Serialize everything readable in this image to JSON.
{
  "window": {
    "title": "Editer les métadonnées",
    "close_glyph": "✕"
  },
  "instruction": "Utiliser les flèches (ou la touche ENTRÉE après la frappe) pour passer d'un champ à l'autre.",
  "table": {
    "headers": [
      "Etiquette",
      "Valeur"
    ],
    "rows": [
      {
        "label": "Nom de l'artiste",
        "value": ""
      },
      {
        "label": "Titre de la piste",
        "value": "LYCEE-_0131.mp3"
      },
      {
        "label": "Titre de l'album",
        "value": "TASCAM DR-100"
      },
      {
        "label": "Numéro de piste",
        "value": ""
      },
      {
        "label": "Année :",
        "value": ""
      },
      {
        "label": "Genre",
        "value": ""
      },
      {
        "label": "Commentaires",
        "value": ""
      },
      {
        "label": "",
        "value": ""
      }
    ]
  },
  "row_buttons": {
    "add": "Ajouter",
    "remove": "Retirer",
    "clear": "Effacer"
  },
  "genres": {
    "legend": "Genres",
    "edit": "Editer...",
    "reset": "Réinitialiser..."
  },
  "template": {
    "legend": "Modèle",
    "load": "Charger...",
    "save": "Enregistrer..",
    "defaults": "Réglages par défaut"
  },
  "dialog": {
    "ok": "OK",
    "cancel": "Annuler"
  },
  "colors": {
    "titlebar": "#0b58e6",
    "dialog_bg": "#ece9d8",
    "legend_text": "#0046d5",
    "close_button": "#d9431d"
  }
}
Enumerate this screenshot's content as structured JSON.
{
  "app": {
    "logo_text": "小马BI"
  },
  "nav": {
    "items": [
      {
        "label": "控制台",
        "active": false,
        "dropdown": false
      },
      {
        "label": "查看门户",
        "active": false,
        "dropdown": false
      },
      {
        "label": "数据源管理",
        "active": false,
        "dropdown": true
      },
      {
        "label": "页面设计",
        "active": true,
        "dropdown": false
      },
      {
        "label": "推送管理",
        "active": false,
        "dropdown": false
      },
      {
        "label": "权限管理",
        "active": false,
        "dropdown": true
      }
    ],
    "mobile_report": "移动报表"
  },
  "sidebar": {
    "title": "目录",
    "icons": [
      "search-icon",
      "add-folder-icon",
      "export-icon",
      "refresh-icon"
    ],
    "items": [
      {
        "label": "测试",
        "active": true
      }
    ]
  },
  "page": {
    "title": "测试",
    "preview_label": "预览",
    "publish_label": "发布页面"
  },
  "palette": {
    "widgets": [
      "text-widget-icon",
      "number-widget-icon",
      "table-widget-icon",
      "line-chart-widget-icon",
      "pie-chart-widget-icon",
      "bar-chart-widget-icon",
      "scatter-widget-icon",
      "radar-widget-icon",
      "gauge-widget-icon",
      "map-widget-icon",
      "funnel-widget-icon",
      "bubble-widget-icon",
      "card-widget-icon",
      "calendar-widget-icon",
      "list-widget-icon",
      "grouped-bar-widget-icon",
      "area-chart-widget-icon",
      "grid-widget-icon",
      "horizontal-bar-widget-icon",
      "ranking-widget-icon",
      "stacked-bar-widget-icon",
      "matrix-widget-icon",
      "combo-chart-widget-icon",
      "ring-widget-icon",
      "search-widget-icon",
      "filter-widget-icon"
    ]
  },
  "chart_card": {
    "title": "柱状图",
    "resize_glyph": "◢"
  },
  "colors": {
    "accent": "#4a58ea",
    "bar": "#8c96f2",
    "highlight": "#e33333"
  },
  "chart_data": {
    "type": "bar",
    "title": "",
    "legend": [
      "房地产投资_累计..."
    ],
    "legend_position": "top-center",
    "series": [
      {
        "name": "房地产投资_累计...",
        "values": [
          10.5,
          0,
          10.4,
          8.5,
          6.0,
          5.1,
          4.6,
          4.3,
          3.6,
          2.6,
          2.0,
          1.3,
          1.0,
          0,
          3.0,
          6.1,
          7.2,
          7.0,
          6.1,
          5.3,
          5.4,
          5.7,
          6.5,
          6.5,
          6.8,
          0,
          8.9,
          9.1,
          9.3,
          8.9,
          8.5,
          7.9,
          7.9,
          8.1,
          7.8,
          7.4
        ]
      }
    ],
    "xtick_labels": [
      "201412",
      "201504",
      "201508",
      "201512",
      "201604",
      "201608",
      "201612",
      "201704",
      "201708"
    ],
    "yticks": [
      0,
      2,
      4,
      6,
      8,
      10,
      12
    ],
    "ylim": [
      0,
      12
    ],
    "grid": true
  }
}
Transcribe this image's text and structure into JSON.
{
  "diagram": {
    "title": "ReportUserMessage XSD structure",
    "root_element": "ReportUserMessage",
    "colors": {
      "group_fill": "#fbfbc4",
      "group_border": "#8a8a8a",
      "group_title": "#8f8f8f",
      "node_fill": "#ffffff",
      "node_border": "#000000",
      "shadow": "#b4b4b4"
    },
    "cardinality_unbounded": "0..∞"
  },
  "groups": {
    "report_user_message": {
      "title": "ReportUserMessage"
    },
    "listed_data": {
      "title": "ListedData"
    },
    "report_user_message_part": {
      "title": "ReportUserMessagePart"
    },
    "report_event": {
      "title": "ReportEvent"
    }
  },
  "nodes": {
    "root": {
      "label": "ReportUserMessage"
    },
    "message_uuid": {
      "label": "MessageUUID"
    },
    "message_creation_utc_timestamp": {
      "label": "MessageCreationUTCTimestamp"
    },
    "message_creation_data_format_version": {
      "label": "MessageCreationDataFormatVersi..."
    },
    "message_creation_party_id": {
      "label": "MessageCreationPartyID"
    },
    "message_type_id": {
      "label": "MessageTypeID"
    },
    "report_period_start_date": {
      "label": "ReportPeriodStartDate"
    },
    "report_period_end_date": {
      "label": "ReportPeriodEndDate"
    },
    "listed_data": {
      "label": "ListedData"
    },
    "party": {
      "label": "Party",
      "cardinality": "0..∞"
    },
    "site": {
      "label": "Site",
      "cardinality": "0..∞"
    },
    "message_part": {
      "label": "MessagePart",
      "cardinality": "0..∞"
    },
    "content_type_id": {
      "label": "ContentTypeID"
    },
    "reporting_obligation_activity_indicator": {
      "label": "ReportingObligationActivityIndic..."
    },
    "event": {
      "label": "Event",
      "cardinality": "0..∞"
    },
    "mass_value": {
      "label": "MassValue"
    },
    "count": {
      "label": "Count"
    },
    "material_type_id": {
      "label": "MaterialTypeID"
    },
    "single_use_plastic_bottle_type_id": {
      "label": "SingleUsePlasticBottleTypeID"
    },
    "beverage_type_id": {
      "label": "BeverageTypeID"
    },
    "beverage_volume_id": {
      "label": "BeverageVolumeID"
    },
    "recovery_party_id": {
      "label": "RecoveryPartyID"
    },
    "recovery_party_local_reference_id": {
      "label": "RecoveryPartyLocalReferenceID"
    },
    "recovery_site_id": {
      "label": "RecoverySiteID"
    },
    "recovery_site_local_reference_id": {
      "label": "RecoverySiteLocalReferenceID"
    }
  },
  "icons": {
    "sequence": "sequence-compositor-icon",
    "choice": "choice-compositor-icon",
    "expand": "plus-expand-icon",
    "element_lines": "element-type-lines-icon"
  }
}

------------------------------

WHAT IS REQUIRED: Copy every line exactly. Leave nothing out.

EXERCISE RESPONSE:
Serialize everything readable in this image to JSON.
{
  "window": {
    "title": "Editer les métadonnées",
    "close_glyph": "✕"
  },
  "instruction": "Utiliser les flèches (ou la touche ENTRÉE après la frappe) pour passer d'un champ à l'autre.",
  "table": {
    "headers": [
      "Etiquette",
      "Valeur"
    ],
    "rows": [
      {
        "label": "Nom de l'artiste",
        "value": ""
      },
      {
        "label": "Titre de la piste",
        "value": "LYCEE-_0131.mp3"
      },
      {
        "label": "Titre de l'album",
        "value": "TASCAM DR-100"
      },
      {
        "label": "Numéro de piste",
        "value": ""
      },
      {
        "label": "Année :",
        "value": ""
      },
      {
        "label": "Genre",
        "value": ""
      },
      {
        "label": "Commentaires",
        "value": ""
      },
      {
        "label": "",
        "value": ""
      }
    ]
  },
  "row_buttons": {
    "add": "Ajouter",
    "remove": "Retirer",
    "clear": "Effacer"
  },
  "genres": {
    "legend": "Genres",
    "edit": "Editer...",
    "reset": "Réinitialiser..."
  },
  "template": {
    "legend": "Modèle",
    "load": "Charger...",
    "save": "Enregistrer..",
    "defaults": "Réglages par défaut"
  },
  "dialog": {
    "ok": "OK",
    "cancel": "Annuler"
  },
  "colors": {
    "titlebar": "#0b58e6",
    "dialog_bg": "#ece9d8",
    "legend_text": "#0046d5",
    "close_button": "#d9431d"
  }
}
Enumerate this screenshot's content as structured JSON.
{
  "app": {
    "logo_text": "小马BI"
  },
  "nav": {
    "items": [
      {
        "label": "控制台",
        "active": false,
        "dropdown": false
      },
      {
        "label": "查看门户",
        "active": false,
        "dropdown": false
      },
      {
        "label": "数据源管理",
        "active": false,
        "dropdown": true
      },
      {
        "label": "页面设计",
        "active": true,
        "dropdown": false
      },
      {
        "label": "推送管理",
        "active": false,
        "dropdown": false
      },
      {
        "label": "权限管理",
        "active": false,
        "dropdown": true
      }
    ],
    "mobile_report": "移动报表"
  },
  "sidebar": {
    "title": "目录",
    "icons": [
      "search-icon",
      "add-folder-icon",
      "export-icon",
      "refresh-icon"
    ],
    "items": [
      {
        "label": "测试",
        "active": true
      }
    ]
  },
  "page": {
    "title": "测试",
    "preview_label": "预览",
    "publish_label": "发布页面"
  },
  "palette": {
    "widgets": [
      "text-widget-icon",
      "number-widget-icon",
      "table-widget-icon",
      "line-chart-widget-icon",
      "pie-chart-widget-icon",
      "bar-chart-widget-icon",
      "scatter-widget-icon",
      "radar-widget-icon",
      "gauge-widget-icon",
      "map-widget-icon",
      "funnel-widget-icon",
      "bubble-widget-icon",
      "card-widget-icon",
      "calendar-widget-icon",
      "list-widget-icon",
      "grouped-bar-widget-icon",
      "area-chart-widget-icon",
      "grid-widget-icon",
      "horizontal-bar-widget-icon",
      "ranking-widget-icon",
      "stacked-bar-widget-icon",
      "matrix-widget-icon",
      "combo-chart-widget-icon",
      "ring-widget-icon",
      "search-widget-icon",
      "filter-widget-icon"
    ]
  },
  "chart_card": {
    "title": "柱状图",
    "resize_glyph": "◢"
  },
  "colors": {
    "accent": "#4a58ea",
    "bar": "#8c96f2",
    "highlight": "#e33333"
  },
  "chart_data": {
    "type": "bar",
    "title": "",
    "legend": [
      "房地产投资_累计..."
    ],
    "legend_position": "top-center",
    "series": [
      {
        "name": "房地产投资_累计...",
        "values": [
          10.5,
          0,
          10.4,
          8.5,
          6.0,
          5.1,
          4.6,
          4.3,
          3.6,
          2.6,
          2.0,
          1.3,
          1.0,
          0,
          3.0,
          6.1,
          7.2,
          7.0,
          6.1,
          5.3,
          5.4,
          5.7,
          6.5,
          6.5,
          6.8,
          0,
          8.9,
          9.1,
          9.3,
          8.9,
          8.5,
          7.9,
          7.9,
          8.1,
          7.8,
          7.4
        ]
      }
    ],
    "xtick_labels": [
      "201412",
      "201504",
      "201508",
      "201512",
      "201604",
      "201608",
      "201612",
      "201704",
      "201708"
    ],
    "yticks": [
      0,
      2,
      4,
      6,
      8,
      10,
      12
    ],
    "ylim": [
      0,
      12
    ],
    "grid": true
  }
}
Transcribe this image's text and structure into JSON.
{
  "diagram": {
    "title": "ReportUserMessage XSD structure",
    "root_element": "ReportUserMessage",
    "colors": {
      "group_fill": "#fbfbc4",
      "group_border": "#8a8a8a",
      "group_title": "#8f8f8f",
      "node_fill": "#ffffff",
      "node_border": "#000000",
      "shadow": "#b4b4b4"
    },
    "cardinality_unbounded": "0..∞"
  },
  "groups": {
    "report_user_message": {
      "title": "ReportUserMessage"
    },
    "listed_data": {
      "title": "ListedData"
    },
    "report_user_message_part": {
      "title": "ReportUserMessagePart"
    },
    "report_event": {
      "title": "ReportEvent"
    }
  },
  "nodes": {
    "root": {
      "label": "ReportUserMessage"
    },
    "message_uuid": {
      "label": "MessageUUID"
    },
    "message_creation_utc_timestamp": {
      "label": "MessageCreationUTCTimestamp"
    },
    "message_creation_data_format_version": {
      "label": "MessageCreationDataFormatVersi..."
    },
    "message_creation_party_id": {
      "label": "MessageCreationPartyID"
    },
    "message_type_id": {
      "label": "MessageTypeID"
    },
    "report_period_start_date": {
      "label": "ReportPeriodStartDate"
    },
    "report_period_end_date": {
      "label": "ReportPeriodEndDate"
    },
    "listed_data": {
      "label": "ListedData"
    },
    "party": {
      "label": "Party",
      "cardinality": "0..∞"
    },
    "site": {
      "label": "Site",
      "cardinality": "0..∞"
    },
    "message_part": {
      "label": "MessagePart",
      "cardinality": "0..∞"
    },
    "content_type_id": {
      "label": "ContentTypeID"
    },
    "reporting_obligation_activity_indicator": {
      "label": "ReportingObligationActivityIndic..."
    },
    "event": {
      "label": "Event",
      "cardinality": "0..∞"
    },
    "mass_value": {
      "label": "MassValue"
    },
    "count": {
      "label": "Count"
    },
    "material_type_id": {
      "label": "MaterialTypeID"
    },
    "single_use_plastic_bottle_type_id": {
      "label": "SingleUsePlasticBottleTypeID"
    },
    "beverage_type_id": {
      "label": "BeverageTypeID"
    },
    "beverage_volume_id": {
      "label": "BeverageVolumeID"
    },
    "recovery_party_id": {
      "label": "RecoveryPartyID"
    },
    "recovery_party_local_reference_id": {
      "label": "RecoveryPartyLocalReferenceID"
    },
    "recovery_site_id": {
      "label": "RecoverySiteID"
    },
    "recovery_site_local_reference_id": {
      "label": "RecoverySiteLocalReferenceID"
    }
  },
  "icons": {
    "sequence": "sequence-compositor-icon",
    "choice": "choice-compositor-icon",
    "expand": "plus-expand-icon",
    "element_lines": "element-type-lines-icon"
  }
}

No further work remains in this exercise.